(Lines of data)

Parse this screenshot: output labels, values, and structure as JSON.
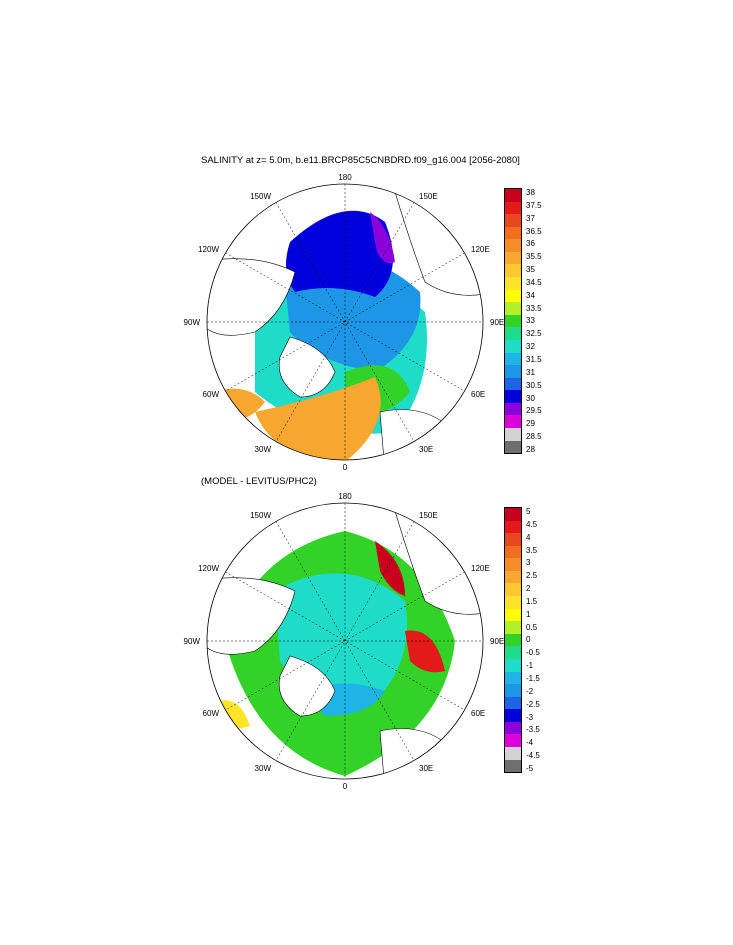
{
  "top_panel": {
    "title": "SALINITY at z=   5.0m, b.e11.BRCP85C5CNBDRD.f09_g16.004 [2056-2080]",
    "lon_labels": {
      "n": "180",
      "nw": "150W",
      "ne": "150E",
      "wnw": "120W",
      "ene": "120E",
      "w": "90W",
      "e": "90E",
      "wsw": "60W",
      "ese": "60E",
      "sw": "30W",
      "se": "30E",
      "s": "0"
    },
    "colorbar": {
      "labels": [
        "38",
        "37.5",
        "37",
        "36.5",
        "36",
        "35.5",
        "35",
        "34.5",
        "34",
        "33.5",
        "33",
        "32.5",
        "32",
        "31.5",
        "31",
        "30.5",
        "30",
        "29.5",
        "29",
        "28.5",
        "28"
      ],
      "colors": [
        "#c8001e",
        "#e41a1a",
        "#e8461e",
        "#f06e1e",
        "#f58c28",
        "#f8a830",
        "#fbc832",
        "#fde428",
        "#ffff00",
        "#b4f028",
        "#32d228",
        "#1edc8c",
        "#1edcc8",
        "#1eb4e6",
        "#1e96e6",
        "#1e64e6",
        "#0000dc",
        "#8c00dc",
        "#dc00dc",
        "#d2d2d2",
        "#6e6e6e"
      ]
    }
  },
  "bottom_panel": {
    "title": "(MODEL - LEVITUS/PHC2)",
    "lon_labels": {
      "n": "180",
      "nw": "150W",
      "ne": "150E",
      "wnw": "120W",
      "ene": "120E",
      "w": "90W",
      "e": "90E",
      "wsw": "60W",
      "ese": "60E",
      "sw": "30W",
      "se": "30E",
      "s": "0"
    },
    "colorbar": {
      "labels": [
        "5",
        "4.5",
        "4",
        "3.5",
        "3",
        "2.5",
        "2",
        "1.5",
        "1",
        "0.5",
        "0",
        "-0.5",
        "-1",
        "-1.5",
        "-2",
        "-2.5",
        "-3",
        "-3.5",
        "-4",
        "-4.5",
        "-5"
      ],
      "colors": [
        "#c8001e",
        "#e41a1a",
        "#e8461e",
        "#f06e1e",
        "#f58c28",
        "#f8a830",
        "#fbc832",
        "#fde428",
        "#ffff00",
        "#b4f028",
        "#32d228",
        "#1edc8c",
        "#1edcc8",
        "#1eb4e6",
        "#1e96e6",
        "#1e64e6",
        "#0000dc",
        "#8c00dc",
        "#dc00dc",
        "#d2d2d2",
        "#6e6e6e"
      ]
    }
  },
  "colors": {
    "ocean_blue": "#0000dc",
    "ocean_midblue": "#1e96e6",
    "ocean_cyan": "#1edcc8",
    "ocean_green": "#32d228",
    "ocean_orange": "#f8a830",
    "land": "#ffffff"
  }
}
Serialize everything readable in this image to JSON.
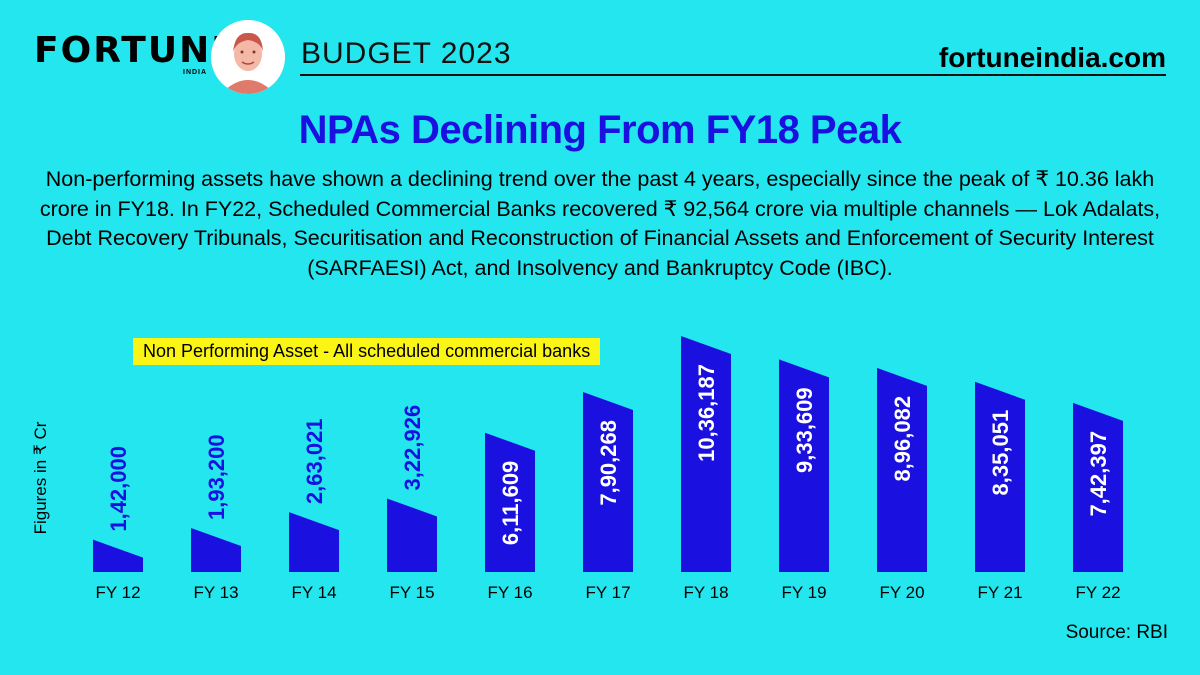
{
  "header": {
    "brand": "FORTUNE",
    "brand_sub": "INDIA",
    "edition": "BUDGET 2023",
    "site": "fortuneindia.com"
  },
  "title": "NPAs Declining From FY18  Peak",
  "description": "Non-performing assets have shown a declining trend over the past 4 years, especially since the peak of ₹ 10.36 lakh crore in FY18. In FY22, Scheduled Commercial Banks recovered ₹ 92,564 crore via multiple channels — Lok Adalats, Debt Recovery Tribunals, Securitisation and Reconstruction of Financial Assets and Enforcement of Security Interest (SARFAESI) Act, and Insolvency and Bankruptcy Code (IBC).",
  "source": "Source: RBI",
  "colors": {
    "background": "#24e6ee",
    "bar": "#1a10e0",
    "title": "#1a10e0",
    "highlight": "#fbf515"
  },
  "chart_data": {
    "type": "bar",
    "title": "Non Performing Asset - All scheduled commercial banks",
    "ylabel": "Figures in ₹ Cr",
    "xlabel": "",
    "categories": [
      "FY 12",
      "FY 13",
      "FY 14",
      "FY 15",
      "FY 16",
      "FY 17",
      "FY 18",
      "FY 19",
      "FY 20",
      "FY 21",
      "FY 22"
    ],
    "values": [
      142000,
      193200,
      263021,
      322926,
      611609,
      790268,
      1036187,
      933609,
      896082,
      835051,
      742397
    ],
    "value_labels": [
      "1,42,000",
      "1,93,200",
      "2,63,021",
      "3,22,926",
      "6,11,609",
      "7,90,268",
      "10,36,187",
      "9,33,609",
      "8,96,082",
      "8,35,051",
      "7,42,397"
    ],
    "ylim": [
      0,
      1036187
    ],
    "grid": false,
    "legend": "none"
  }
}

- _Directions_
Repeat the listing verbatim. Skip the pictures.

- _Result_
Parse this screenshot: output labels, values, and structure as JSON.
{
  "top_panel": {
    "title": "SALINITY at z=   5.0m, b.e11.BRCP85C5CNBDRD.f09_g16.004 [2056-2080]",
    "lon_labels": {
      "n": "180",
      "nw": "150W",
      "ne": "150E",
      "wnw": "120W",
      "ene": "120E",
      "w": "90W",
      "e": "90E",
      "wsw": "60W",
      "ese": "60E",
      "sw": "30W",
      "se": "30E",
      "s": "0"
    },
    "colorbar": {
      "labels": [
        "38",
        "37.5",
        "37",
        "36.5",
        "36",
        "35.5",
        "35",
        "34.5",
        "34",
        "33.5",
        "33",
        "32.5",
        "32",
        "31.5",
        "31",
        "30.5",
        "30",
        "29.5",
        "29",
        "28.5",
        "28"
      ],
      "colors": [
        "#c8001e",
        "#e41a1a",
        "#e8461e",
        "#f06e1e",
        "#f58c28",
        "#f8a830",
        "#fbc832",
        "#fde428",
        "#ffff00",
        "#b4f028",
        "#32d228",
        "#1edc8c",
        "#1edcc8",
        "#1eb4e6",
        "#1e96e6",
        "#1e64e6",
        "#0000dc",
        "#8c00dc",
        "#dc00dc",
        "#d2d2d2",
        "#6e6e6e"
      ]
    }
  },
  "bottom_panel": {
    "title": "(MODEL - LEVITUS/PHC2)",
    "lon_labels": {
      "n": "180",
      "nw": "150W",
      "ne": "150E",
      "wnw": "120W",
      "ene": "120E",
      "w": "90W",
      "e": "90E",
      "wsw": "60W",
      "ese": "60E",
      "sw": "30W",
      "se": "30E",
      "s": "0"
    },
    "colorbar": {
      "labels": [
        "5",
        "4.5",
        "4",
        "3.5",
        "3",
        "2.5",
        "2",
        "1.5",
        "1",
        "0.5",
        "0",
        "-0.5",
        "-1",
        "-1.5",
        "-2",
        "-2.5",
        "-3",
        "-3.5",
        "-4",
        "-4.5",
        "-5"
      ],
      "colors": [
        "#c8001e",
        "#e41a1a",
        "#e8461e",
        "#f06e1e",
        "#f58c28",
        "#f8a830",
        "#fbc832",
        "#fde428",
        "#ffff00",
        "#b4f028",
        "#32d228",
        "#1edc8c",
        "#1edcc8",
        "#1eb4e6",
        "#1e96e6",
        "#1e64e6",
        "#0000dc",
        "#8c00dc",
        "#dc00dc",
        "#d2d2d2",
        "#6e6e6e"
      ]
    }
  },
  "colors": {
    "ocean_blue": "#0000dc",
    "ocean_midblue": "#1e96e6",
    "ocean_cyan": "#1edcc8",
    "ocean_green": "#32d228",
    "ocean_orange": "#f8a830",
    "land": "#ffffff"
  }
}
Serialize everything readable in this image to JSON.
{
  "header": {
    "brand": "FORTUNE",
    "brand_sub": "INDIA",
    "edition": "BUDGET 2023",
    "site": "fortuneindia.com"
  },
  "title": "NPAs Declining From FY18  Peak",
  "description": "Non-performing assets have shown a declining trend over the past 4 years, especially since the peak of ₹ 10.36 lakh crore in FY18. In FY22, Scheduled Commercial Banks recovered ₹ 92,564 crore via multiple channels — Lok Adalats, Debt Recovery Tribunals, Securitisation and Reconstruction of Financial Assets and Enforcement of Security Interest (SARFAESI) Act, and Insolvency and Bankruptcy Code (IBC).",
  "source": "Source: RBI",
  "colors": {
    "background": "#24e6ee",
    "bar": "#1a10e0",
    "title": "#1a10e0",
    "highlight": "#fbf515"
  },
  "chart_data": {
    "type": "bar",
    "title": "Non Performing Asset - All scheduled commercial banks",
    "ylabel": "Figures in ₹ Cr",
    "xlabel": "",
    "categories": [
      "FY 12",
      "FY 13",
      "FY 14",
      "FY 15",
      "FY 16",
      "FY 17",
      "FY 18",
      "FY 19",
      "FY 20",
      "FY 21",
      "FY 22"
    ],
    "values": [
      142000,
      193200,
      263021,
      322926,
      611609,
      790268,
      1036187,
      933609,
      896082,
      835051,
      742397
    ],
    "value_labels": [
      "1,42,000",
      "1,93,200",
      "2,63,021",
      "3,22,926",
      "6,11,609",
      "7,90,268",
      "10,36,187",
      "9,33,609",
      "8,96,082",
      "8,35,051",
      "7,42,397"
    ],
    "ylim": [
      0,
      1036187
    ],
    "grid": false,
    "legend": "none"
  }
}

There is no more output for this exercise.